Objective.
Copy out the whole listing exactly as written, leaving the pictures behind.

━━ Data shown ━━

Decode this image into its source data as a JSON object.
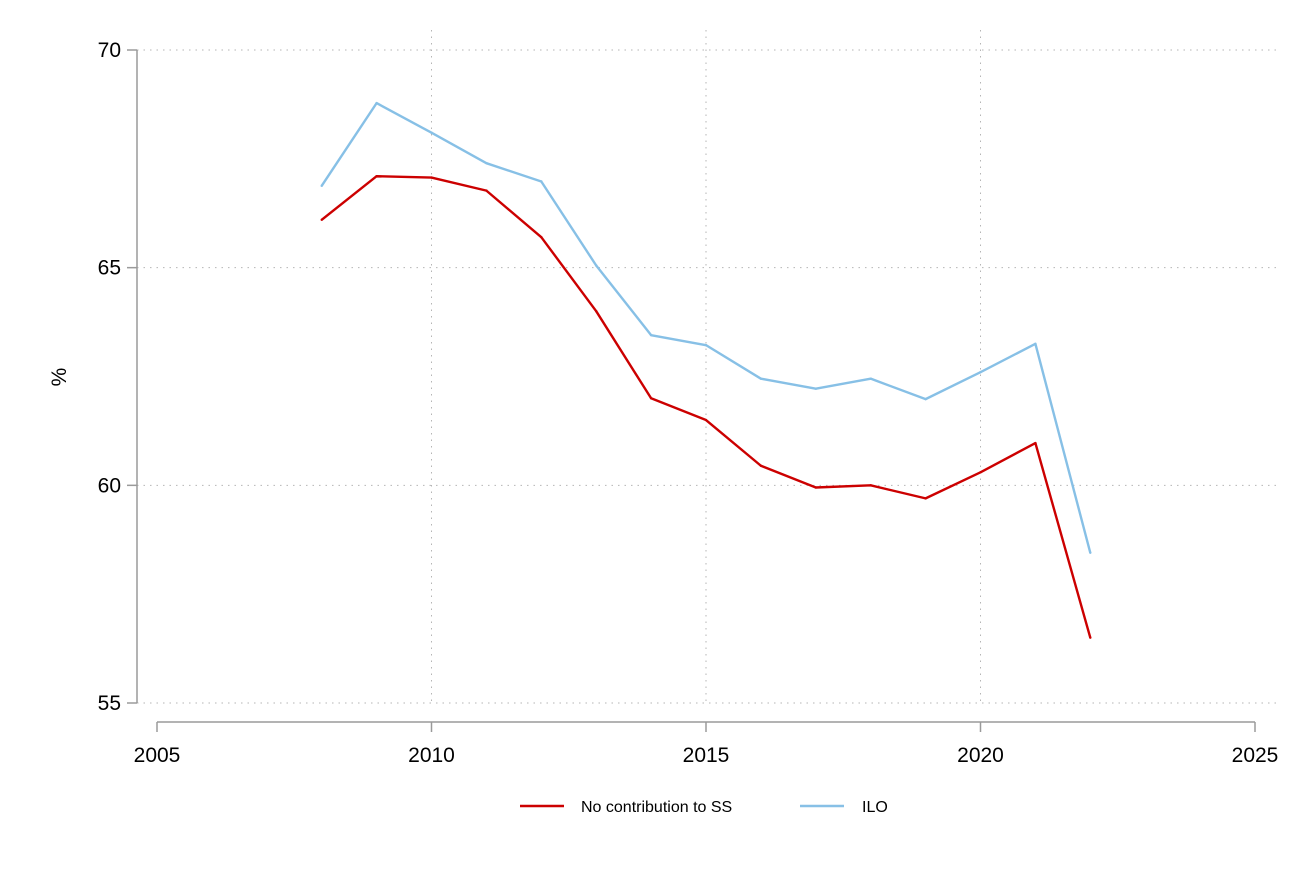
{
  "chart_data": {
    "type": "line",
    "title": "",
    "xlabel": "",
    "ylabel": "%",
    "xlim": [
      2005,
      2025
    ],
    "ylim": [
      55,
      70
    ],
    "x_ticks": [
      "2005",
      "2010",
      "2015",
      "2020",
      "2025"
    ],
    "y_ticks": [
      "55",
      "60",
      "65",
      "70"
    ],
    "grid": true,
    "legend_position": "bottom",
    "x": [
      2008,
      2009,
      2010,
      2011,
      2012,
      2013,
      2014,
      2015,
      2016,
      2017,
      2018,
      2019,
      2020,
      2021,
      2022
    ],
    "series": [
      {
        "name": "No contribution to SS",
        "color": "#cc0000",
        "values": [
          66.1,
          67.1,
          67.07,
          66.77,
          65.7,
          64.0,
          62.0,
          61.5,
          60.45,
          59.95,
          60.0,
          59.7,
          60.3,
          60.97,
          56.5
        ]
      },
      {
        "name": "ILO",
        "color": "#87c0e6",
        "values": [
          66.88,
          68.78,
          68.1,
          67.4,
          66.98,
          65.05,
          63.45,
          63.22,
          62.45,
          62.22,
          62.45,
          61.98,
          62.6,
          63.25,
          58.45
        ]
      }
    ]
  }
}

━━━

Completed task.
Decode this image into its source data as a JSON object.
{
  "chart_data": {
    "type": "line",
    "title": "",
    "xlabel": "",
    "ylabel": "%",
    "xlim": [
      2005,
      2025
    ],
    "ylim": [
      55,
      70
    ],
    "x_ticks": [
      "2005",
      "2010",
      "2015",
      "2020",
      "2025"
    ],
    "y_ticks": [
      "55",
      "60",
      "65",
      "70"
    ],
    "grid": true,
    "legend_position": "bottom",
    "x": [
      2008,
      2009,
      2010,
      2011,
      2012,
      2013,
      2014,
      2015,
      2016,
      2017,
      2018,
      2019,
      2020,
      2021,
      2022
    ],
    "series": [
      {
        "name": "No contribution to SS",
        "color": "#cc0000",
        "values": [
          66.1,
          67.1,
          67.07,
          66.77,
          65.7,
          64.0,
          62.0,
          61.5,
          60.45,
          59.95,
          60.0,
          59.7,
          60.3,
          60.97,
          56.5
        ]
      },
      {
        "name": "ILO",
        "color": "#87c0e6",
        "values": [
          66.88,
          68.78,
          68.1,
          67.4,
          66.98,
          65.05,
          63.45,
          63.22,
          62.45,
          62.22,
          62.45,
          61.98,
          62.6,
          63.25,
          58.45
        ]
      }
    ]
  }
}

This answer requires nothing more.